---------- Dataset excerpts

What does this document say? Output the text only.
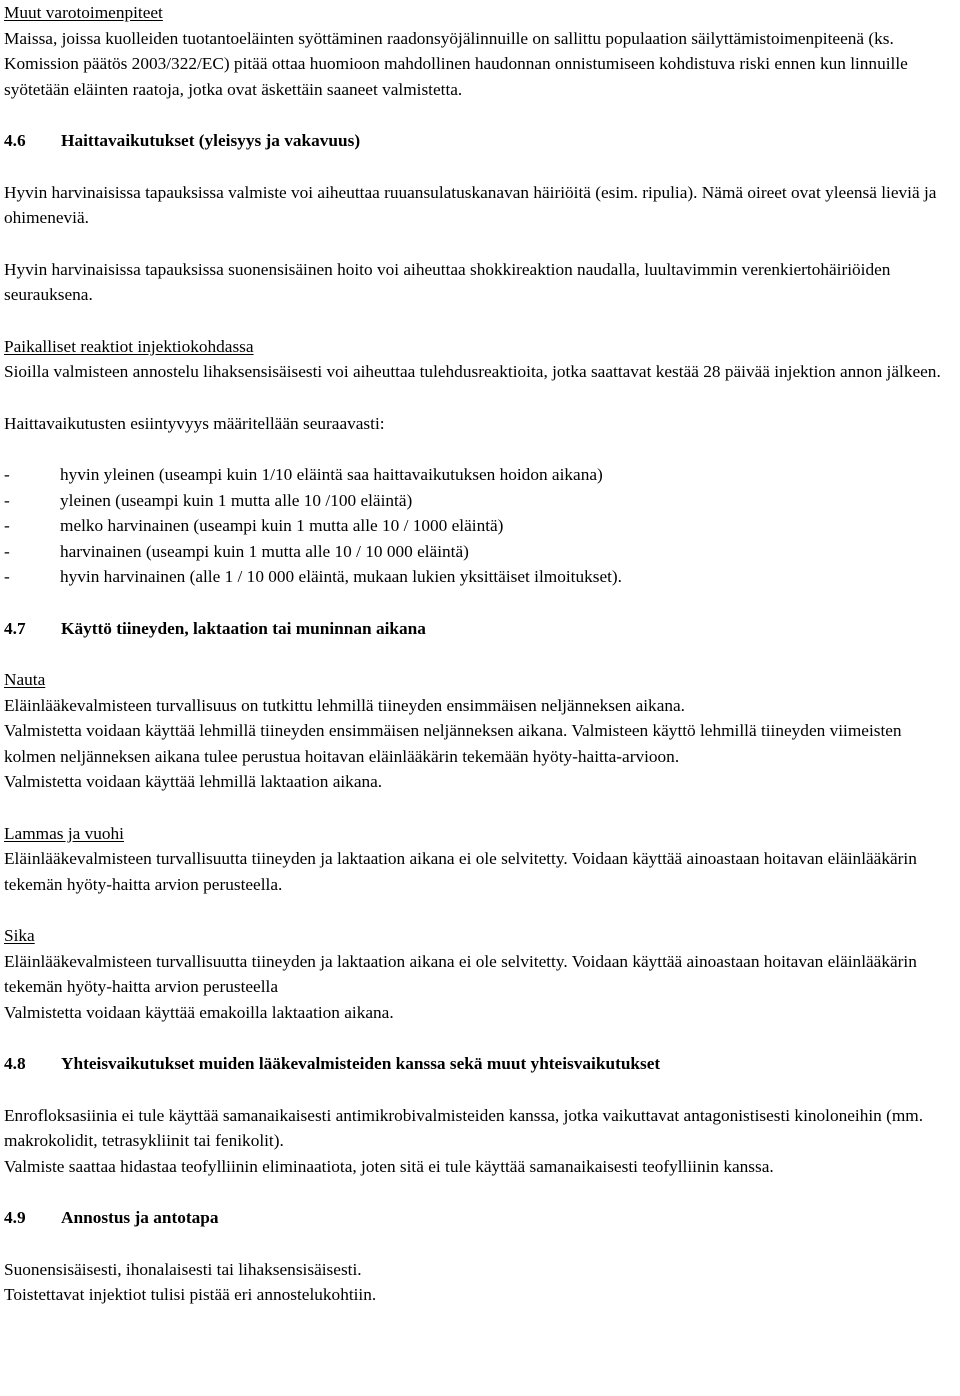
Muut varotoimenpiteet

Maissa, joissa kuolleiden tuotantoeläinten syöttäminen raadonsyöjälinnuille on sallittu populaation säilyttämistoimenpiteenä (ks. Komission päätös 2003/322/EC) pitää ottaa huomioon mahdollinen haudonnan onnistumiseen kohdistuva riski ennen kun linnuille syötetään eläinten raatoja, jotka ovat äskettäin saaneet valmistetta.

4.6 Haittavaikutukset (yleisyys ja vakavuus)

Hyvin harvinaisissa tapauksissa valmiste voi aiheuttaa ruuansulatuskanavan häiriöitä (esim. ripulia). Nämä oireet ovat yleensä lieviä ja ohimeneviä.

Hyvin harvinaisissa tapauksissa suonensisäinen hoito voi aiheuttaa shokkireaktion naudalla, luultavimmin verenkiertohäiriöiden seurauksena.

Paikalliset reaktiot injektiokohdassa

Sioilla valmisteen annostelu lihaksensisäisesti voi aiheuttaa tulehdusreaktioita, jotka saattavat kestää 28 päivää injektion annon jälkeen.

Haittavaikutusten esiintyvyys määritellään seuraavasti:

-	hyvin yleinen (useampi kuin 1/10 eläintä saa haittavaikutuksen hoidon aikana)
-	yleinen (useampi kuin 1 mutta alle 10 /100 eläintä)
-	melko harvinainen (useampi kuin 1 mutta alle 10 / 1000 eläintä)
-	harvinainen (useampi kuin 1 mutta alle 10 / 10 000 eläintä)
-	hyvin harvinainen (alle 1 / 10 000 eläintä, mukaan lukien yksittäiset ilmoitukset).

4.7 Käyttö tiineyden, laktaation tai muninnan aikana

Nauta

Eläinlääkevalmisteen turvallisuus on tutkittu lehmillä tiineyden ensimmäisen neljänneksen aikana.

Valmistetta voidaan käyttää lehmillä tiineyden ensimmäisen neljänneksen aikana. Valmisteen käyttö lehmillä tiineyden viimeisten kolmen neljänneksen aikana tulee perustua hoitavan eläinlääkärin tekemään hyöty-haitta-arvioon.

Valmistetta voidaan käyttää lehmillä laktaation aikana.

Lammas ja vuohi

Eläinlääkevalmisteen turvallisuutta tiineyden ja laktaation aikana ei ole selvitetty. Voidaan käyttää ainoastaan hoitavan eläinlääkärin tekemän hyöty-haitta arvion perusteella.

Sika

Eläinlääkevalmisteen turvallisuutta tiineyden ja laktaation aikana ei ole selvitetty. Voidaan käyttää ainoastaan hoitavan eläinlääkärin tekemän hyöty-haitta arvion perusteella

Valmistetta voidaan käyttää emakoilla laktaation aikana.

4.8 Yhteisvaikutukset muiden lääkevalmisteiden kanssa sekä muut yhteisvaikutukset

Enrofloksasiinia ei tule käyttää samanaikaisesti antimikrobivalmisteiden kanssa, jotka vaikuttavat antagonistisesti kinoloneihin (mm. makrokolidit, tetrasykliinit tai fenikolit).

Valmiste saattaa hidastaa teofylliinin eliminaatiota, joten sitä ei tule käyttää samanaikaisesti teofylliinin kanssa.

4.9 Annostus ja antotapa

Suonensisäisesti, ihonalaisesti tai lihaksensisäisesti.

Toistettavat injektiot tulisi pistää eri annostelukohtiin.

--------------------
---------- Dataset excerpts

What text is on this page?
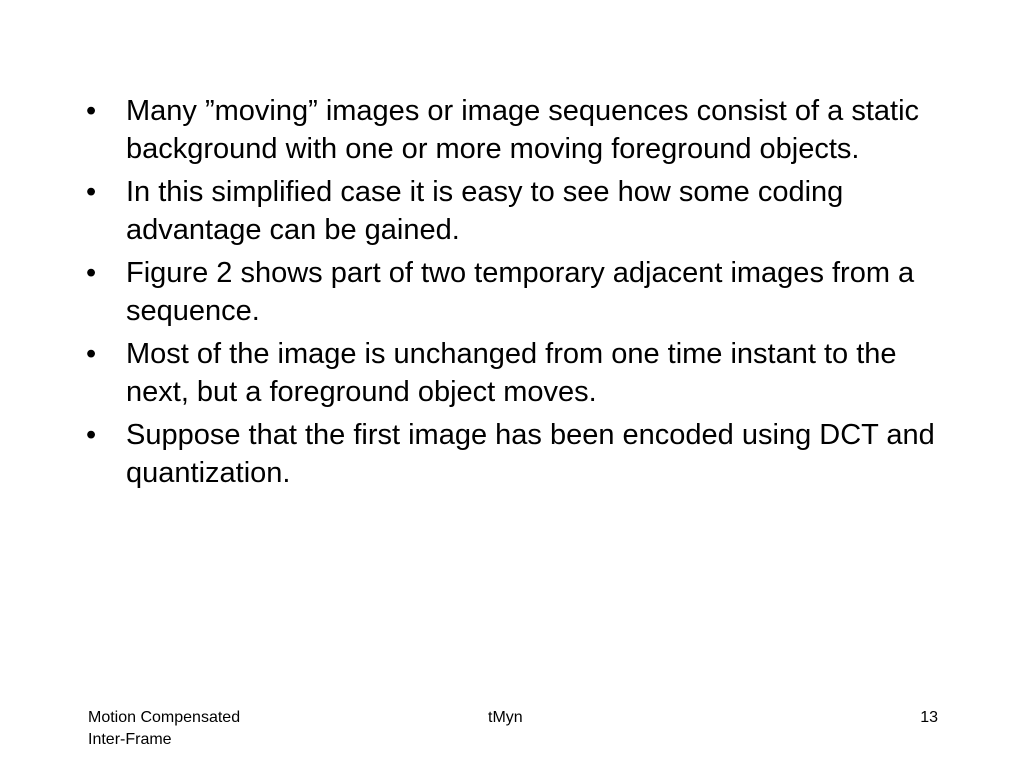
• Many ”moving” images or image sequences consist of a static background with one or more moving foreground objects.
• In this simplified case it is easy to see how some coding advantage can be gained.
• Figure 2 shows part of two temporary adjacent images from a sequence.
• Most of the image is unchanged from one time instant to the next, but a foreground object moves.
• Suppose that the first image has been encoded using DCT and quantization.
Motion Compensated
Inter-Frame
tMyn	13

--------------------

**Your instructions**: Copy every line of the entries above in which "käyttää" occurs.

**Reply**:
Valmistetta voidaan käyttää lehmillä tiineyden ensimmäisen neljänneksen aikana. Valmisteen käyttö lehmillä tiineyden viimeisten kolmen neljänneksen aikana tulee perustua hoitavan eläinlääkärin tekemään hyöty-haitta-arvioon.
Valmistetta voidaan käyttää lehmillä laktaation aikana.
Eläinlääkevalmisteen turvallisuutta tiineyden ja laktaation aikana ei ole selvitetty. Voidaan käyttää ainoastaan hoitavan eläinlääkärin tekemän hyöty-haitta arvion perusteella.
Eläinlääkevalmisteen turvallisuutta tiineyden ja laktaation aikana ei ole selvitetty. Voidaan käyttää ainoastaan hoitavan eläinlääkärin tekemän hyöty-haitta arvion perusteella
Valmistetta voidaan käyttää emakoilla laktaation aikana.
Enrofloksasiinia ei tule käyttää samanaikaisesti antimikrobivalmisteiden kanssa, jotka vaikuttavat antagonistisesti kinoloneihin (mm. makrokolidit, tetrasykliinit tai fenikolit).
Valmiste saattaa hidastaa teofylliinin eliminaatiota, joten sitä ei tule käyttää samanaikaisesti teofylliinin kanssa.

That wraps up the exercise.